Given request >> Reproduce all the entries precisely.

Available data >>
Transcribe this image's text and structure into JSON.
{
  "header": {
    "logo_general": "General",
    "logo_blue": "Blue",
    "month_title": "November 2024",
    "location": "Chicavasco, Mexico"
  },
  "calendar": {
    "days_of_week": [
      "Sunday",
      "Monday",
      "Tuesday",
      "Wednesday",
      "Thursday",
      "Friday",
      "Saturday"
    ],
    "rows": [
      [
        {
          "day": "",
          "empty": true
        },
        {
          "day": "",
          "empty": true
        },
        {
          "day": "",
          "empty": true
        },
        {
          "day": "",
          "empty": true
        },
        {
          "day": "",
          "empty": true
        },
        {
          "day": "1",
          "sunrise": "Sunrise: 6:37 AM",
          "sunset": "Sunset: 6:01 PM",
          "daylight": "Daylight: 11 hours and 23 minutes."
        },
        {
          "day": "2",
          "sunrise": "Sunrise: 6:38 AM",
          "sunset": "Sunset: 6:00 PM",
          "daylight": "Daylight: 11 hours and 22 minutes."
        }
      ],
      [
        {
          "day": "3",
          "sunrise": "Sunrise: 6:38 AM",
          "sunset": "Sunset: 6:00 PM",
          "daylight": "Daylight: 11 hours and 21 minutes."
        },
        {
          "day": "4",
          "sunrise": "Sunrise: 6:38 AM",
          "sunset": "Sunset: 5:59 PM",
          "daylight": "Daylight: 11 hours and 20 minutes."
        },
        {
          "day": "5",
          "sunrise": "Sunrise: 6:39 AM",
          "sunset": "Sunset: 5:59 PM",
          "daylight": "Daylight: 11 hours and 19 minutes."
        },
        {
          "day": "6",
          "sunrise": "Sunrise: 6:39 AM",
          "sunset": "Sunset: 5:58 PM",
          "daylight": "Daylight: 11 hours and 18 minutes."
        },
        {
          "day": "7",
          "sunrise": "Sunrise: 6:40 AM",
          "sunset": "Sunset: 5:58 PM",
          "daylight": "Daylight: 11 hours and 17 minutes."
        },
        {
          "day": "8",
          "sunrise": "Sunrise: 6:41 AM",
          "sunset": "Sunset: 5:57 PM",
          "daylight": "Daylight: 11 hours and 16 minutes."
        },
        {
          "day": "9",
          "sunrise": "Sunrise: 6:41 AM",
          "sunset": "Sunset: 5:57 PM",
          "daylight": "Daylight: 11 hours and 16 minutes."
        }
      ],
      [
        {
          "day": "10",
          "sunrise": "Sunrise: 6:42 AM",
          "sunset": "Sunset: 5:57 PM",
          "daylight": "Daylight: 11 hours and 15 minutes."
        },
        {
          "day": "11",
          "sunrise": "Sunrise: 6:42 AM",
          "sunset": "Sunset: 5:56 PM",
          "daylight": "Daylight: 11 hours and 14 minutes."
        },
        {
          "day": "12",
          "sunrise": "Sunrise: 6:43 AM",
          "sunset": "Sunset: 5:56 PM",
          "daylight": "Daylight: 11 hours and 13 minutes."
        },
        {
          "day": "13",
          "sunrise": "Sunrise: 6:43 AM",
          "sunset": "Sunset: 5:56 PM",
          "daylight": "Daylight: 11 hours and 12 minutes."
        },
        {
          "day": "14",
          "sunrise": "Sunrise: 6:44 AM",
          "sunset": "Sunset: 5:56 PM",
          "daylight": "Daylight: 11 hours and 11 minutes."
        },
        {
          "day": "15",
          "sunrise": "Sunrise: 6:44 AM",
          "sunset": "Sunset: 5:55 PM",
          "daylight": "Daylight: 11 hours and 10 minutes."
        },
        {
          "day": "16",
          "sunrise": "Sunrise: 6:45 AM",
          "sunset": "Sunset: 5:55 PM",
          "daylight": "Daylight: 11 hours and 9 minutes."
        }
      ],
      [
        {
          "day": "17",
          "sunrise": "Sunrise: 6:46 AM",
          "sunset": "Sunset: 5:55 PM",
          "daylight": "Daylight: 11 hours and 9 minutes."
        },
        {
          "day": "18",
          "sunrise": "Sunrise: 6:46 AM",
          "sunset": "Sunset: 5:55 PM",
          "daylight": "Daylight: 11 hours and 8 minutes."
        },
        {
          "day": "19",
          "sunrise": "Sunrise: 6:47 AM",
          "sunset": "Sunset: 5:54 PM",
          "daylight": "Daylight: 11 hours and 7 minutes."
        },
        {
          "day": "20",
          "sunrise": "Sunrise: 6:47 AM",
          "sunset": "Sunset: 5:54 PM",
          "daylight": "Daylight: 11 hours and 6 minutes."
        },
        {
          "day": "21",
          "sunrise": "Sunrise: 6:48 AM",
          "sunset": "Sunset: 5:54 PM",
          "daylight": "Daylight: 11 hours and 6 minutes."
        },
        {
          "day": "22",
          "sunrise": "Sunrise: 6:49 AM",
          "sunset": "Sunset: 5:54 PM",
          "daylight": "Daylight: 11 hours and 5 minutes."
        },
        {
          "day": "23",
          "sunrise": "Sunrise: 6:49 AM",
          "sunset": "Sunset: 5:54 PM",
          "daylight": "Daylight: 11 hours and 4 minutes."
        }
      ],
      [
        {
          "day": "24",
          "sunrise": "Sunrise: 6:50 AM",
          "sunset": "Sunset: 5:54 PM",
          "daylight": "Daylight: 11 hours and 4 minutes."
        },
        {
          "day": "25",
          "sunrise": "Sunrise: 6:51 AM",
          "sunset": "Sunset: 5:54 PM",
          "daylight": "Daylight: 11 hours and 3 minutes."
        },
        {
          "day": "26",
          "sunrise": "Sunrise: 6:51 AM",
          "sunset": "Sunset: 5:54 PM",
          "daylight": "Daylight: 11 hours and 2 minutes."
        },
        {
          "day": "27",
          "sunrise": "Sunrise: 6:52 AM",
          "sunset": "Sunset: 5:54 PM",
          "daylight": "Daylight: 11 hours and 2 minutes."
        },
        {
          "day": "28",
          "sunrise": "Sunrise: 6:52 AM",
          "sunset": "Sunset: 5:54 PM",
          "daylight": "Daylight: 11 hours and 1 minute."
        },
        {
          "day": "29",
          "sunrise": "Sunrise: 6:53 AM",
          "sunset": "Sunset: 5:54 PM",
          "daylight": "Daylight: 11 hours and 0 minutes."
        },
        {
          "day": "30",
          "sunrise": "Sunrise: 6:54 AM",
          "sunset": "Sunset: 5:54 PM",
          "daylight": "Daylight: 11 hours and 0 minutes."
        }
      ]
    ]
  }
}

Expected output >>
Transcribe this image's text and structure into JSON.
{
  "header": {
    "logo_general": "General",
    "logo_blue": "Blue",
    "month_title": "November 2024",
    "location": "Chicavasco, Mexico"
  },
  "calendar": {
    "days_of_week": [
      "Sunday",
      "Monday",
      "Tuesday",
      "Wednesday",
      "Thursday",
      "Friday",
      "Saturday"
    ],
    "rows": [
      [
        {
          "day": "",
          "empty": true
        },
        {
          "day": "",
          "empty": true
        },
        {
          "day": "",
          "empty": true
        },
        {
          "day": "",
          "empty": true
        },
        {
          "day": "",
          "empty": true
        },
        {
          "day": "1",
          "sunrise": "Sunrise: 6:37 AM",
          "sunset": "Sunset: 6:01 PM",
          "daylight": "Daylight: 11 hours and 23 minutes."
        },
        {
          "day": "2",
          "sunrise": "Sunrise: 6:38 AM",
          "sunset": "Sunset: 6:00 PM",
          "daylight": "Daylight: 11 hours and 22 minutes."
        }
      ],
      [
        {
          "day": "3",
          "sunrise": "Sunrise: 6:38 AM",
          "sunset": "Sunset: 6:00 PM",
          "daylight": "Daylight: 11 hours and 21 minutes."
        },
        {
          "day": "4",
          "sunrise": "Sunrise: 6:38 AM",
          "sunset": "Sunset: 5:59 PM",
          "daylight": "Daylight: 11 hours and 20 minutes."
        },
        {
          "day": "5",
          "sunrise": "Sunrise: 6:39 AM",
          "sunset": "Sunset: 5:59 PM",
          "daylight": "Daylight: 11 hours and 19 minutes."
        },
        {
          "day": "6",
          "sunrise": "Sunrise: 6:39 AM",
          "sunset": "Sunset: 5:58 PM",
          "daylight": "Daylight: 11 hours and 18 minutes."
        },
        {
          "day": "7",
          "sunrise": "Sunrise: 6:40 AM",
          "sunset": "Sunset: 5:58 PM",
          "daylight": "Daylight: 11 hours and 17 minutes."
        },
        {
          "day": "8",
          "sunrise": "Sunrise: 6:41 AM",
          "sunset": "Sunset: 5:57 PM",
          "daylight": "Daylight: 11 hours and 16 minutes."
        },
        {
          "day": "9",
          "sunrise": "Sunrise: 6:41 AM",
          "sunset": "Sunset: 5:57 PM",
          "daylight": "Daylight: 11 hours and 16 minutes."
        }
      ],
      [
        {
          "day": "10",
          "sunrise": "Sunrise: 6:42 AM",
          "sunset": "Sunset: 5:57 PM",
          "daylight": "Daylight: 11 hours and 15 minutes."
        },
        {
          "day": "11",
          "sunrise": "Sunrise: 6:42 AM",
          "sunset": "Sunset: 5:56 PM",
          "daylight": "Daylight: 11 hours and 14 minutes."
        },
        {
          "day": "12",
          "sunrise": "Sunrise: 6:43 AM",
          "sunset": "Sunset: 5:56 PM",
          "daylight": "Daylight: 11 hours and 13 minutes."
        },
        {
          "day": "13",
          "sunrise": "Sunrise: 6:43 AM",
          "sunset": "Sunset: 5:56 PM",
          "daylight": "Daylight: 11 hours and 12 minutes."
        },
        {
          "day": "14",
          "sunrise": "Sunrise: 6:44 AM",
          "sunset": "Sunset: 5:56 PM",
          "daylight": "Daylight: 11 hours and 11 minutes."
        },
        {
          "day": "15",
          "sunrise": "Sunrise: 6:44 AM",
          "sunset": "Sunset: 5:55 PM",
          "daylight": "Daylight: 11 hours and 10 minutes."
        },
        {
          "day": "16",
          "sunrise": "Sunrise: 6:45 AM",
          "sunset": "Sunset: 5:55 PM",
          "daylight": "Daylight: 11 hours and 9 minutes."
        }
      ],
      [
        {
          "day": "17",
          "sunrise": "Sunrise: 6:46 AM",
          "sunset": "Sunset: 5:55 PM",
          "daylight": "Daylight: 11 hours and 9 minutes."
        },
        {
          "day": "18",
          "sunrise": "Sunrise: 6:46 AM",
          "sunset": "Sunset: 5:55 PM",
          "daylight": "Daylight: 11 hours and 8 minutes."
        },
        {
          "day": "19",
          "sunrise": "Sunrise: 6:47 AM",
          "sunset": "Sunset: 5:54 PM",
          "daylight": "Daylight: 11 hours and 7 minutes."
        },
        {
          "day": "20",
          "sunrise": "Sunrise: 6:47 AM",
          "sunset": "Sunset: 5:54 PM",
          "daylight": "Daylight: 11 hours and 6 minutes."
        },
        {
          "day": "21",
          "sunrise": "Sunrise: 6:48 AM",
          "sunset": "Sunset: 5:54 PM",
          "daylight": "Daylight: 11 hours and 6 minutes."
        },
        {
          "day": "22",
          "sunrise": "Sunrise: 6:49 AM",
          "sunset": "Sunset: 5:54 PM",
          "daylight": "Daylight: 11 hours and 5 minutes."
        },
        {
          "day": "23",
          "sunrise": "Sunrise: 6:49 AM",
          "sunset": "Sunset: 5:54 PM",
          "daylight": "Daylight: 11 hours and 4 minutes."
        }
      ],
      [
        {
          "day": "24",
          "sunrise": "Sunrise: 6:50 AM",
          "sunset": "Sunset: 5:54 PM",
          "daylight": "Daylight: 11 hours and 4 minutes."
        },
        {
          "day": "25",
          "sunrise": "Sunrise: 6:51 AM",
          "sunset": "Sunset: 5:54 PM",
          "daylight": "Daylight: 11 hours and 3 minutes."
        },
        {
          "day": "26",
          "sunrise": "Sunrise: 6:51 AM",
          "sunset": "Sunset: 5:54 PM",
          "daylight": "Daylight: 11 hours and 2 minutes."
        },
        {
          "day": "27",
          "sunrise": "Sunrise: 6:52 AM",
          "sunset": "Sunset: 5:54 PM",
          "daylight": "Daylight: 11 hours and 2 minutes."
        },
        {
          "day": "28",
          "sunrise": "Sunrise: 6:52 AM",
          "sunset": "Sunset: 5:54 PM",
          "daylight": "Daylight: 11 hours and 1 minute."
        },
        {
          "day": "29",
          "sunrise": "Sunrise: 6:53 AM",
          "sunset": "Sunset: 5:54 PM",
          "daylight": "Daylight: 11 hours and 0 minutes."
        },
        {
          "day": "30",
          "sunrise": "Sunrise: 6:54 AM",
          "sunset": "Sunset: 5:54 PM",
          "daylight": "Daylight: 11 hours and 0 minutes."
        }
      ]
    ]
  }
}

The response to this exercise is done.